* START *

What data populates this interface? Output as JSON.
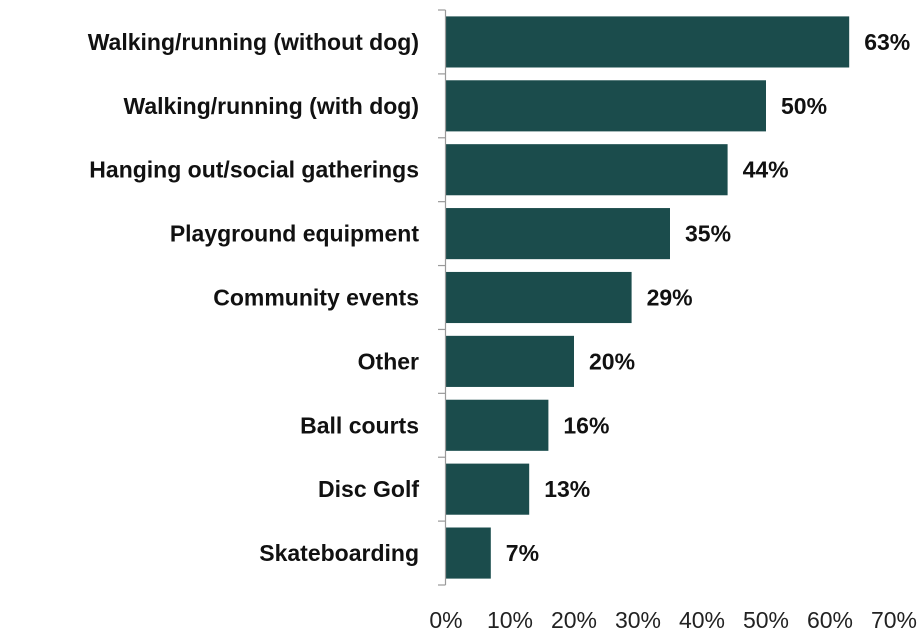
{
  "chart_data": {
    "type": "bar",
    "orientation": "horizontal",
    "categories": [
      "Walking/running (without dog)",
      "Walking/running (with dog)",
      "Hanging out/social gatherings",
      "Playground equipment",
      "Community events",
      "Other",
      "Ball courts",
      "Disc Golf",
      "Skateboarding"
    ],
    "values": [
      63,
      50,
      44,
      35,
      29,
      20,
      16,
      13,
      7
    ],
    "value_labels": [
      "63%",
      "50%",
      "44%",
      "35%",
      "29%",
      "20%",
      "16%",
      "13%",
      "7%"
    ],
    "xlim": [
      0,
      70
    ],
    "x_ticks": [
      0,
      10,
      20,
      30,
      40,
      50,
      60,
      70
    ],
    "x_tick_labels": [
      "0%",
      "10%",
      "20%",
      "30%",
      "40%",
      "50%",
      "60%",
      "70%"
    ],
    "title": "",
    "xlabel": "",
    "ylabel": "",
    "grid": false,
    "legend": "none",
    "bar_color": "#1b4c4c",
    "axis_color": "#9a9a9a"
  }
}
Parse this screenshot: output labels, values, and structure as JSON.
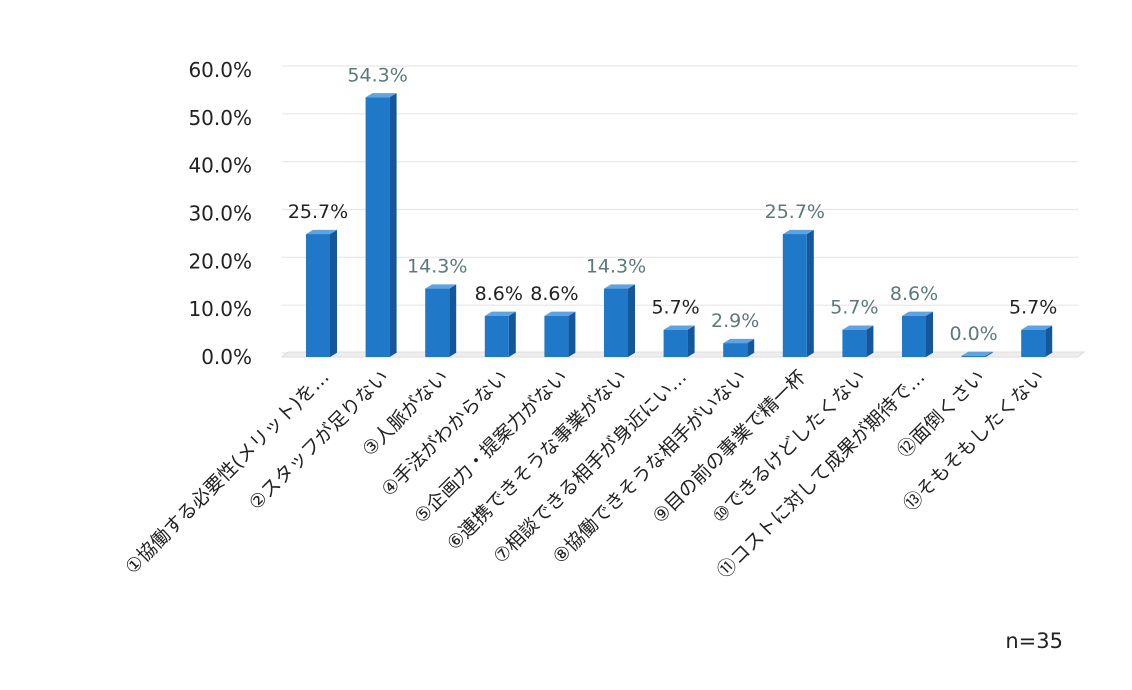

* END *

Omit every picture while copying the listing above exactly.

▸ FINISHED ANSWER
What data populates this interface? Output as JSON.
{
  "chart_data": {
    "type": "bar",
    "orientation": "horizontal",
    "categories": [
      "Walking/running (without dog)",
      "Walking/running (with dog)",
      "Hanging out/social gatherings",
      "Playground equipment",
      "Community events",
      "Other",
      "Ball courts",
      "Disc Golf",
      "Skateboarding"
    ],
    "values": [
      63,
      50,
      44,
      35,
      29,
      20,
      16,
      13,
      7
    ],
    "value_labels": [
      "63%",
      "50%",
      "44%",
      "35%",
      "29%",
      "20%",
      "16%",
      "13%",
      "7%"
    ],
    "xlim": [
      0,
      70
    ],
    "x_ticks": [
      0,
      10,
      20,
      30,
      40,
      50,
      60,
      70
    ],
    "x_tick_labels": [
      "0%",
      "10%",
      "20%",
      "30%",
      "40%",
      "50%",
      "60%",
      "70%"
    ],
    "title": "",
    "xlabel": "",
    "ylabel": "",
    "grid": false,
    "legend": "none",
    "bar_color": "#1b4c4c",
    "axis_color": "#9a9a9a"
  }
}
Parse this screenshot: output labels, values, and structure as JSON.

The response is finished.